═════ Data shown ═════

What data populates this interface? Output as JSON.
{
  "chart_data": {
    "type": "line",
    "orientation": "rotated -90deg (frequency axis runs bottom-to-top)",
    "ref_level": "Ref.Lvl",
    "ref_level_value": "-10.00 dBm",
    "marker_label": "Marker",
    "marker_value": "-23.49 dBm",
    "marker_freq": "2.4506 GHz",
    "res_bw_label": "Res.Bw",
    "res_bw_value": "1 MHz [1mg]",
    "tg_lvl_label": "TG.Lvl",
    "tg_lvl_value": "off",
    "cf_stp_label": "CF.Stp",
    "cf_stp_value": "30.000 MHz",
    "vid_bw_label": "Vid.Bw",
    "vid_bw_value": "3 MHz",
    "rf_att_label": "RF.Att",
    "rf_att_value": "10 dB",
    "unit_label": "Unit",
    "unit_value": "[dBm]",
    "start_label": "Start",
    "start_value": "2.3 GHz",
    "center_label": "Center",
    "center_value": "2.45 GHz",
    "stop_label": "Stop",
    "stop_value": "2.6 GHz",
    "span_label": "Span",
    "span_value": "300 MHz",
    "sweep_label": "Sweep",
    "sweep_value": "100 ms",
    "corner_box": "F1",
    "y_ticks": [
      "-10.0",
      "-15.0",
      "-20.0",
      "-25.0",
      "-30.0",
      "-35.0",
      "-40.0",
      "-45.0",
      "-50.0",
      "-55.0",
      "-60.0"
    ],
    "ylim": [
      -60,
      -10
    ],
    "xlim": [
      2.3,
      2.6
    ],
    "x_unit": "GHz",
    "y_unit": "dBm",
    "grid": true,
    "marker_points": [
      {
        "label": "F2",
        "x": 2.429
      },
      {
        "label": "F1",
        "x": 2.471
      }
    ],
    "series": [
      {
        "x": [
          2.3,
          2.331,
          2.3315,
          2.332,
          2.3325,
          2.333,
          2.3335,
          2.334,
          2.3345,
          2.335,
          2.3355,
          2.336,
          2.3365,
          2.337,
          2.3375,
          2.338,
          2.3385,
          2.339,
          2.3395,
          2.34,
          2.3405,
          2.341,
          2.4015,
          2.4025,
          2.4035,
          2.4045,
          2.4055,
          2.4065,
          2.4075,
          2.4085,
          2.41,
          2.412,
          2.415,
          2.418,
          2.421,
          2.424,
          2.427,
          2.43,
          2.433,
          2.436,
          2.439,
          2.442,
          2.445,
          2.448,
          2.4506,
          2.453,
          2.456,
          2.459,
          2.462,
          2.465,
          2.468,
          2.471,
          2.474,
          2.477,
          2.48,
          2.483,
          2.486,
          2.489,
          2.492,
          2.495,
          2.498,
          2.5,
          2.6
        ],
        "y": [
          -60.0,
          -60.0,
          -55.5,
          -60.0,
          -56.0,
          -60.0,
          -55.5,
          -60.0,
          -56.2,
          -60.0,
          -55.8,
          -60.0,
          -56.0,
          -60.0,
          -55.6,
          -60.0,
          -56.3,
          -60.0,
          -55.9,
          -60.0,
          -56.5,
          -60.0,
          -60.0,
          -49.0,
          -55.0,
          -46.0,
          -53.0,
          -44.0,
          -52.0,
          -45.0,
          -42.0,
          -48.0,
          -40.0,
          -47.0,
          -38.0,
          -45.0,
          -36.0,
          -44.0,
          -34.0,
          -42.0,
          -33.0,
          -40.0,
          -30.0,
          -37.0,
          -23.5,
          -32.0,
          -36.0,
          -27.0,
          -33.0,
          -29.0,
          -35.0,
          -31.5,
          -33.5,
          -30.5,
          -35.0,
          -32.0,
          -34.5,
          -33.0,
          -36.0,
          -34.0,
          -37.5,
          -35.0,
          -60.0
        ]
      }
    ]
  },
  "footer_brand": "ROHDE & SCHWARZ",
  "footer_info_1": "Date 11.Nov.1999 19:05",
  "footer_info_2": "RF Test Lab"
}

═════

Problem statement: Please quote the data above in full, with no line missing.

Result:
What data populates this interface? Output as JSON.
{
  "chart_data": {
    "type": "line",
    "orientation": "rotated -90deg (frequency axis runs bottom-to-top)",
    "ref_level": "Ref.Lvl",
    "ref_level_value": "-10.00 dBm",
    "marker_label": "Marker",
    "marker_value": "-23.49 dBm",
    "marker_freq": "2.4506 GHz",
    "res_bw_label": "Res.Bw",
    "res_bw_value": "1 MHz [1mg]",
    "tg_lvl_label": "TG.Lvl",
    "tg_lvl_value": "off",
    "cf_stp_label": "CF.Stp",
    "cf_stp_value": "30.000 MHz",
    "vid_bw_label": "Vid.Bw",
    "vid_bw_value": "3 MHz",
    "rf_att_label": "RF.Att",
    "rf_att_value": "10 dB",
    "unit_label": "Unit",
    "unit_value": "[dBm]",
    "start_label": "Start",
    "start_value": "2.3 GHz",
    "center_label": "Center",
    "center_value": "2.45 GHz",
    "stop_label": "Stop",
    "stop_value": "2.6 GHz",
    "span_label": "Span",
    "span_value": "300 MHz",
    "sweep_label": "Sweep",
    "sweep_value": "100 ms",
    "corner_box": "F1",
    "y_ticks": [
      "-10.0",
      "-15.0",
      "-20.0",
      "-25.0",
      "-30.0",
      "-35.0",
      "-40.0",
      "-45.0",
      "-50.0",
      "-55.0",
      "-60.0"
    ],
    "ylim": [
      -60,
      -10
    ],
    "xlim": [
      2.3,
      2.6
    ],
    "x_unit": "GHz",
    "y_unit": "dBm",
    "grid": true,
    "marker_points": [
      {
        "label": "F2",
        "x": 2.429
      },
      {
        "label": "F1",
        "x": 2.471
      }
    ],
    "series": [
      {
        "x": [
          2.3,
          2.331,
          2.3315,
          2.332,
          2.3325,
          2.333,
          2.3335,
          2.334,
          2.3345,
          2.335,
          2.3355,
          2.336,
          2.3365,
          2.337,
          2.3375,
          2.338,
          2.3385,
          2.339,
          2.3395,
          2.34,
          2.3405,
          2.341,
          2.4015,
          2.4025,
          2.4035,
          2.4045,
          2.4055,
          2.4065,
          2.4075,
          2.4085,
          2.41,
          2.412,
          2.415,
          2.418,
          2.421,
          2.424,
          2.427,
          2.43,
          2.433,
          2.436,
          2.439,
          2.442,
          2.445,
          2.448,
          2.4506,
          2.453,
          2.456,
          2.459,
          2.462,
          2.465,
          2.468,
          2.471,
          2.474,
          2.477,
          2.48,
          2.483,
          2.486,
          2.489,
          2.492,
          2.495,
          2.498,
          2.5,
          2.6
        ],
        "y": [
          -60.0,
          -60.0,
          -55.5,
          -60.0,
          -56.0,
          -60.0,
          -55.5,
          -60.0,
          -56.2,
          -60.0,
          -55.8,
          -60.0,
          -56.0,
          -60.0,
          -55.6,
          -60.0,
          -56.3,
          -60.0,
          -55.9,
          -60.0,
          -56.5,
          -60.0,
          -60.0,
          -49.0,
          -55.0,
          -46.0,
          -53.0,
          -44.0,
          -52.0,
          -45.0,
          -42.0,
          -48.0,
          -40.0,
          -47.0,
          -38.0,
          -45.0,
          -36.0,
          -44.0,
          -34.0,
          -42.0,
          -33.0,
          -40.0,
          -30.0,
          -37.0,
          -23.5,
          -32.0,
          -36.0,
          -27.0,
          -33.0,
          -29.0,
          -35.0,
          -31.5,
          -33.5,
          -30.5,
          -35.0,
          -32.0,
          -34.5,
          -33.0,
          -36.0,
          -34.0,
          -37.5,
          -35.0,
          -60.0
        ]
      }
    ]
  },
  "footer_brand": "ROHDE & SCHWARZ",
  "footer_info_1": "Date 11.Nov.1999 19:05",
  "footer_info_2": "RF Test Lab"
}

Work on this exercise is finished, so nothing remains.